*REQUIRED WORK*
Copy every line of the records below where the word "общества" occurs.

++++ DATA LINES

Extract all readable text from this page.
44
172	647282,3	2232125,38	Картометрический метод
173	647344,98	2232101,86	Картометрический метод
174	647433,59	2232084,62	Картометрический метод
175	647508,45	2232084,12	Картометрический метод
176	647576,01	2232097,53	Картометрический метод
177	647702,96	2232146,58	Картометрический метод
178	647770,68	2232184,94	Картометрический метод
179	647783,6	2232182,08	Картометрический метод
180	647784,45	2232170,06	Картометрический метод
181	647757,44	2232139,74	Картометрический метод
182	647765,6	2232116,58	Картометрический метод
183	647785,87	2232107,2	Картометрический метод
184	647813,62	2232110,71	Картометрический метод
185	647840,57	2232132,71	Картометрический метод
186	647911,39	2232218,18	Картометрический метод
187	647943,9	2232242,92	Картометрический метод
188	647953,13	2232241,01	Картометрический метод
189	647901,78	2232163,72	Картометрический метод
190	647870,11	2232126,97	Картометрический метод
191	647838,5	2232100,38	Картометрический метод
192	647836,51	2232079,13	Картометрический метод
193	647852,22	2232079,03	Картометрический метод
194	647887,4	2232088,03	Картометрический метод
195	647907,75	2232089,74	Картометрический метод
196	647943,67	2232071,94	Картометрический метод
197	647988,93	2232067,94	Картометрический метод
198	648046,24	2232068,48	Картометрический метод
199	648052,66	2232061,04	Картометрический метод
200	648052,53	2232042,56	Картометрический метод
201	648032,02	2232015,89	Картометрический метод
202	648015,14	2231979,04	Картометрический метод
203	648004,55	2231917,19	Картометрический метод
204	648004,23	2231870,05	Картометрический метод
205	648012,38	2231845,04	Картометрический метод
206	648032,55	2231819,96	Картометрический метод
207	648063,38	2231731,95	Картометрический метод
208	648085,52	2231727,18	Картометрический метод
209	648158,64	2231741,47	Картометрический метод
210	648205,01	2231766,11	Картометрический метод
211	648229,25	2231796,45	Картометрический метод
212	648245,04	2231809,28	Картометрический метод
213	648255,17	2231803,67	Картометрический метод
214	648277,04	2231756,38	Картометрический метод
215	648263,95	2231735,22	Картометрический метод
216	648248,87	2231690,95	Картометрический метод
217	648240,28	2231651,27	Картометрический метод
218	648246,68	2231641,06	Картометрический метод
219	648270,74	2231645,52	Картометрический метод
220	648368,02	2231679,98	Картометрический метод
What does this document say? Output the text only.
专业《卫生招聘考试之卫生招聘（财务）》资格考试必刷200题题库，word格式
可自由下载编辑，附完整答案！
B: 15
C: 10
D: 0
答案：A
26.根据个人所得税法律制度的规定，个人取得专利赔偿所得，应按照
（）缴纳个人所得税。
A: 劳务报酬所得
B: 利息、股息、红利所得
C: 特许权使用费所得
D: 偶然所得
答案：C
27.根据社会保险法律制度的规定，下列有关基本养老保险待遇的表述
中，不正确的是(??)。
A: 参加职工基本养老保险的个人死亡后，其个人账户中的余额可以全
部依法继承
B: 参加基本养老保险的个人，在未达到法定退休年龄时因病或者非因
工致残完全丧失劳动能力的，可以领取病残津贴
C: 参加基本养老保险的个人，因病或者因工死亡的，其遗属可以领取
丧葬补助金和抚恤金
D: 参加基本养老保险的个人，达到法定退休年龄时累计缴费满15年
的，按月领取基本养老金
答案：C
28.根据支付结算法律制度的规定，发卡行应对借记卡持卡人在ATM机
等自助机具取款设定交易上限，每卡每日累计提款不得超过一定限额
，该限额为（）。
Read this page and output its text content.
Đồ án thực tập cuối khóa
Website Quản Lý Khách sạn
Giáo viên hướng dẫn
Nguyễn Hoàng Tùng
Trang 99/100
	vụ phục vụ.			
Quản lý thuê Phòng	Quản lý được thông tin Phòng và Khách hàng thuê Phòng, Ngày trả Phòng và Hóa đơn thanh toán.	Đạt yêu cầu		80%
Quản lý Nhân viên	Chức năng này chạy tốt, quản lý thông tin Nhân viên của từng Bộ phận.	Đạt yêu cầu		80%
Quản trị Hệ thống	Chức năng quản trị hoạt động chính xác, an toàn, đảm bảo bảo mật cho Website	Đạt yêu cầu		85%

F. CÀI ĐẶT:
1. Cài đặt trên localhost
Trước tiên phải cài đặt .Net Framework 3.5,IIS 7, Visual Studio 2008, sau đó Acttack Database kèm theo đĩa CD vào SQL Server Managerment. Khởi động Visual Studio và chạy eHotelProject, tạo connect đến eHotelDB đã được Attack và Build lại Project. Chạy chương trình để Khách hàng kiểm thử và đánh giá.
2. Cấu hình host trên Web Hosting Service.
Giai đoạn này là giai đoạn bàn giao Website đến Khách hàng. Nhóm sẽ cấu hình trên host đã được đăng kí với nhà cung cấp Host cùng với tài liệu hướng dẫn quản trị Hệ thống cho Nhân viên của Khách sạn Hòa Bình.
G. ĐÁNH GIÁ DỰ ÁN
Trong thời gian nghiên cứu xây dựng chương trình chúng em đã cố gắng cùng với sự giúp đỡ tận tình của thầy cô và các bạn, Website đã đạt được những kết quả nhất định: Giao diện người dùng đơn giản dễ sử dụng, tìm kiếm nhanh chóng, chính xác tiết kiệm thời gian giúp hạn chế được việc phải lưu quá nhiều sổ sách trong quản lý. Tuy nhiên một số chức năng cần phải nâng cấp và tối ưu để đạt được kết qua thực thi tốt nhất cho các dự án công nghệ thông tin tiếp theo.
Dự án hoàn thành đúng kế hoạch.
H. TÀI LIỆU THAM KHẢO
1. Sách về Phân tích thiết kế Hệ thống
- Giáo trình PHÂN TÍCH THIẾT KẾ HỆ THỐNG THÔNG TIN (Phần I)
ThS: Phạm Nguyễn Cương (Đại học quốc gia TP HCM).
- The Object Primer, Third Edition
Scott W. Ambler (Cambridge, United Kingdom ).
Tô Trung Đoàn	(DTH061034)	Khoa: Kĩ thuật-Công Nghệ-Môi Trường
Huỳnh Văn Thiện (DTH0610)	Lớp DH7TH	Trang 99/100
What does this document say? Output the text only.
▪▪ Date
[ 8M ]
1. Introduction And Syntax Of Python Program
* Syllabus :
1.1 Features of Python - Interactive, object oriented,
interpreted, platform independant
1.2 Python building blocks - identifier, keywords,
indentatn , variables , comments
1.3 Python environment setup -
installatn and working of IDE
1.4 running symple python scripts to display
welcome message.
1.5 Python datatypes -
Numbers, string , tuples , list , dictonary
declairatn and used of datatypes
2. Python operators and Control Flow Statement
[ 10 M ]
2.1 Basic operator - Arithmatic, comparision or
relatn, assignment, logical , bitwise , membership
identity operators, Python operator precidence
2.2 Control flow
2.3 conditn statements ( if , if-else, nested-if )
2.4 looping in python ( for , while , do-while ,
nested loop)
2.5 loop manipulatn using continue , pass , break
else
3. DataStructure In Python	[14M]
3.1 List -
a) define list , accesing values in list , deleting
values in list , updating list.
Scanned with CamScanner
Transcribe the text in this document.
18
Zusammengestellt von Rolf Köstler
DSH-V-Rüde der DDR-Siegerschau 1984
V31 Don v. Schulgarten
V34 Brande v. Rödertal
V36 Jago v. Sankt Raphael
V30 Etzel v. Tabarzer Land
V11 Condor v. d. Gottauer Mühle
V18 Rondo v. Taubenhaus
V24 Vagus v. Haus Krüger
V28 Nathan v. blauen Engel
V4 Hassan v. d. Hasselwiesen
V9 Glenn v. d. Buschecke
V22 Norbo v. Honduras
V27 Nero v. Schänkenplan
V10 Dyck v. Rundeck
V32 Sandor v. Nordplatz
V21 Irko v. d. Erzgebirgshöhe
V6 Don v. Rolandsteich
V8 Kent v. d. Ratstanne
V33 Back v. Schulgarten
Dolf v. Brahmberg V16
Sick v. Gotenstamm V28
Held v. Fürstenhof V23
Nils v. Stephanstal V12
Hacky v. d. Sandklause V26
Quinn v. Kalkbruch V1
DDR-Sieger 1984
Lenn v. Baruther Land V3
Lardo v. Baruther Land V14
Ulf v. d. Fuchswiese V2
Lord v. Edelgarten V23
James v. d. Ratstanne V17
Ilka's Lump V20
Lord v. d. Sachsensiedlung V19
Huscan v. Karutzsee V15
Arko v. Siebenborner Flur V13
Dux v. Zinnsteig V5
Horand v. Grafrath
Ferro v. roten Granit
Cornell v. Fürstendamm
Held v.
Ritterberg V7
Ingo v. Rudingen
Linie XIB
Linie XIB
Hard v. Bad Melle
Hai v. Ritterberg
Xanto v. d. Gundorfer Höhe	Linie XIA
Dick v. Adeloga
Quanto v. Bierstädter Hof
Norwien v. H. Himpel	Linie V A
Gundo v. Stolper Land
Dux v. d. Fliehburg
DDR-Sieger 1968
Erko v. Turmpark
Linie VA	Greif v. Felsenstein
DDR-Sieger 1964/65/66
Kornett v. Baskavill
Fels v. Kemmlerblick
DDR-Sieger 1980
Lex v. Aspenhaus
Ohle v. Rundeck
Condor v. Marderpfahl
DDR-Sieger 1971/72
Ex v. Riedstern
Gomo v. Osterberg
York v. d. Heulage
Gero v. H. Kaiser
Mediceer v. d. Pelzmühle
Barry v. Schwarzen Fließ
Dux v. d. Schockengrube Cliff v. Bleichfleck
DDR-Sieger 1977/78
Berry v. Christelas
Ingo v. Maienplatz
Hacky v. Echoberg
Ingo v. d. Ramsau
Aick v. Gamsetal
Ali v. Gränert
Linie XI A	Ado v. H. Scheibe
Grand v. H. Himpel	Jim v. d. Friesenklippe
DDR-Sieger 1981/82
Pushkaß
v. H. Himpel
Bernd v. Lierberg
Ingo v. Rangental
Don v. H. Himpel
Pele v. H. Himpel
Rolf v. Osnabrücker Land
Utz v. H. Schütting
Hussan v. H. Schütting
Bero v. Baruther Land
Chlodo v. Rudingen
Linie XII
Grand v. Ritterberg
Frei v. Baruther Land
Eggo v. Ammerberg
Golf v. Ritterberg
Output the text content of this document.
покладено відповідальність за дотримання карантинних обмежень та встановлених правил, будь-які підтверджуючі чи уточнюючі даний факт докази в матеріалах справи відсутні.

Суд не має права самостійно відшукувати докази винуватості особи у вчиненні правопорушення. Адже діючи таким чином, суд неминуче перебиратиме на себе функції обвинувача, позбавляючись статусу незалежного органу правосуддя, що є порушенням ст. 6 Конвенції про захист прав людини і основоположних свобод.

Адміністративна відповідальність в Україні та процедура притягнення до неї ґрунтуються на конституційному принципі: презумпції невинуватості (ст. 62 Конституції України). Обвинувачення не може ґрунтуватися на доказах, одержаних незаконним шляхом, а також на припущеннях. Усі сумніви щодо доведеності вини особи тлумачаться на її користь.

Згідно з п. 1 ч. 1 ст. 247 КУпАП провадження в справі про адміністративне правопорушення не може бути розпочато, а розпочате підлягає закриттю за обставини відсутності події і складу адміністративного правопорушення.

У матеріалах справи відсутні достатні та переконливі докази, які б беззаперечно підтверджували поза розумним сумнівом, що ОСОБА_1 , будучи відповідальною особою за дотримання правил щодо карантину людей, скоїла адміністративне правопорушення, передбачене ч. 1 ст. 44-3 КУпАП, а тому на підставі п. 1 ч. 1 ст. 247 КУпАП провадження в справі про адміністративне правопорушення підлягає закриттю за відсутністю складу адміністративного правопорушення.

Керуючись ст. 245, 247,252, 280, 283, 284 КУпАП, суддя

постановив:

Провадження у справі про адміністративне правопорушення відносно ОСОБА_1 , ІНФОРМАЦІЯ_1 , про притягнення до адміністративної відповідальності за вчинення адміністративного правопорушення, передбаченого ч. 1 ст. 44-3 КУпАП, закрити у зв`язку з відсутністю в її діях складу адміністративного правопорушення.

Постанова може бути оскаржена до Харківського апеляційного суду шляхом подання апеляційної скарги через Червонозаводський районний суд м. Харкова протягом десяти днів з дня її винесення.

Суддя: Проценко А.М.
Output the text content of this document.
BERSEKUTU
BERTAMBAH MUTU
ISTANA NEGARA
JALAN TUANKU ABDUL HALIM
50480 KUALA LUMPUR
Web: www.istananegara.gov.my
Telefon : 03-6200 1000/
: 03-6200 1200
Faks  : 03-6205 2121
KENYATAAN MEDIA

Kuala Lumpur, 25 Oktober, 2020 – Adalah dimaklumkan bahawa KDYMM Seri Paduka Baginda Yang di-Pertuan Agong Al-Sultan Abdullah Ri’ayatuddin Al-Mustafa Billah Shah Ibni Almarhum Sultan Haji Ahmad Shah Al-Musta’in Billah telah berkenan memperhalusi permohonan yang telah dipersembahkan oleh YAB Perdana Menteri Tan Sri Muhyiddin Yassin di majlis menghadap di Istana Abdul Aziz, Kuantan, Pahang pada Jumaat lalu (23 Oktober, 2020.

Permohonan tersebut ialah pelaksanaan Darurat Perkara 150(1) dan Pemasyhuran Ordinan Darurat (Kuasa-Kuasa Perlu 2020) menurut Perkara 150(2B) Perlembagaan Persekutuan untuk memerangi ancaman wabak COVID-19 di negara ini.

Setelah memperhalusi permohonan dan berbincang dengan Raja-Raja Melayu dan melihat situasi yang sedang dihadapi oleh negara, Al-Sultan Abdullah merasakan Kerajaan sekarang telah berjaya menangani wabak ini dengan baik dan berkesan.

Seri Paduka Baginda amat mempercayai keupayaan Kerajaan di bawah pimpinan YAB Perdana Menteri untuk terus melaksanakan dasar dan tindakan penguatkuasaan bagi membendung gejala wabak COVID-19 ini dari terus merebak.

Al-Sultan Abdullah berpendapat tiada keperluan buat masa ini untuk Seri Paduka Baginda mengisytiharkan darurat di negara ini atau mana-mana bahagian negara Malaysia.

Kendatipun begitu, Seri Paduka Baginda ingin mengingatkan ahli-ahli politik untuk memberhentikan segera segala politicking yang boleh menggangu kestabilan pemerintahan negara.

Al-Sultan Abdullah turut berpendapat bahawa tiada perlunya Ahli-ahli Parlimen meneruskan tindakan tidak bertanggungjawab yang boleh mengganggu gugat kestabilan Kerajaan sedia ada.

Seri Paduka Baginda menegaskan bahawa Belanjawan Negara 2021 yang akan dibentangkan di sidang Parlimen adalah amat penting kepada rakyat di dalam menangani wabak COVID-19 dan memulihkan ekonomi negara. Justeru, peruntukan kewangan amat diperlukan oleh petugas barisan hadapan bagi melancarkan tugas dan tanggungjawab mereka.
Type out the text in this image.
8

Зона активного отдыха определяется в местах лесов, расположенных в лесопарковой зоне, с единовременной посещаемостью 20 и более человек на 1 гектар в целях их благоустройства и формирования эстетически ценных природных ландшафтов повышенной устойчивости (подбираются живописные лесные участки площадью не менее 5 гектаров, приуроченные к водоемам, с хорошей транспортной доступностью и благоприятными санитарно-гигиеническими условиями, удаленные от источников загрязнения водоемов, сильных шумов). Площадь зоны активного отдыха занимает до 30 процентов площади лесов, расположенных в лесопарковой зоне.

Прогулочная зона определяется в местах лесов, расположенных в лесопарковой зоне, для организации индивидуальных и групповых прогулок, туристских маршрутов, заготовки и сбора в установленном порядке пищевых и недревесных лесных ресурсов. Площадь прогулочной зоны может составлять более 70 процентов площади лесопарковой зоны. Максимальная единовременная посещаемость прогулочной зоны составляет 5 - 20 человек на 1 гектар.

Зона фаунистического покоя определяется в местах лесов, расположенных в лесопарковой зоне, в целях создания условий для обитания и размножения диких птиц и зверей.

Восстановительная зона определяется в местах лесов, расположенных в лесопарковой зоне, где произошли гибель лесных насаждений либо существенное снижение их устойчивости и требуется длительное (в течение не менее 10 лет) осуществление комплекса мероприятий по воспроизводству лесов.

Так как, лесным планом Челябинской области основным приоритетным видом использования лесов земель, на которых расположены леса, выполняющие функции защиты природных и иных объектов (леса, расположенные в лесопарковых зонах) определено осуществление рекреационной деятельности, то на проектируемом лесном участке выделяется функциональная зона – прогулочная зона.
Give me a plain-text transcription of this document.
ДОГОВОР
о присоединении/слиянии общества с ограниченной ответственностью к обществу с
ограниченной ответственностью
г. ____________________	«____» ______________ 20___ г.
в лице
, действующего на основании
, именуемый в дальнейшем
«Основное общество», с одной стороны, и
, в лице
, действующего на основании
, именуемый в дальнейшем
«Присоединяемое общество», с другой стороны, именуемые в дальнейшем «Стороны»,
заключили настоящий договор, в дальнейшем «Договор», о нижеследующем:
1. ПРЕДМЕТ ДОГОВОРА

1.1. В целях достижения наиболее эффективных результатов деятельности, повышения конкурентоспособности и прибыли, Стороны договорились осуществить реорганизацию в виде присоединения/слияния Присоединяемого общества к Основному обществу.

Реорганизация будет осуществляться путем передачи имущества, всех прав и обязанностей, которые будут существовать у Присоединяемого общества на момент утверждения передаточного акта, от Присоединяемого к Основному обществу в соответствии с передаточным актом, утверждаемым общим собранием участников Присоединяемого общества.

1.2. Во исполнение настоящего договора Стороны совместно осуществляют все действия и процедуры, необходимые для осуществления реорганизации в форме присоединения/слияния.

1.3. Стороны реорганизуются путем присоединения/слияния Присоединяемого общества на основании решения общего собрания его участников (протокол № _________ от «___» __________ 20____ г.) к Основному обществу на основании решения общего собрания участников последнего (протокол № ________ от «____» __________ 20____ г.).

++++++++

*TASK RESPONSE*
о присоединении/слиянии общества с ограниченной ответственностью к обществу с
1.1. В целях достижения наиболее эффективных результатов деятельности, повышения конкурентоспособности и прибыли, Стороны договорились осуществить реорганизацию в виде присоединения/слияния Присоединяемого общества к Основному обществу.
Реорганизация будет осуществляться путем передачи имущества, всех прав и обязанностей, которые будут существовать у Присоединяемого общества на момент утверждения передаточного акта, от Присоединяемого к Основному обществу в соответствии с передаточным актом, утверждаемым общим собранием участников Присоединяемого общества.
1.3. Стороны реорганизуются путем присоединения/слияния Присоединяемого общества на основании решения общего собрания его участников (протокол № _________ от «___» __________ 20____ г.) к Основному обществу на основании решения общего собрания участников последнего (протокол № ________ от «____» __________ 20____ г.).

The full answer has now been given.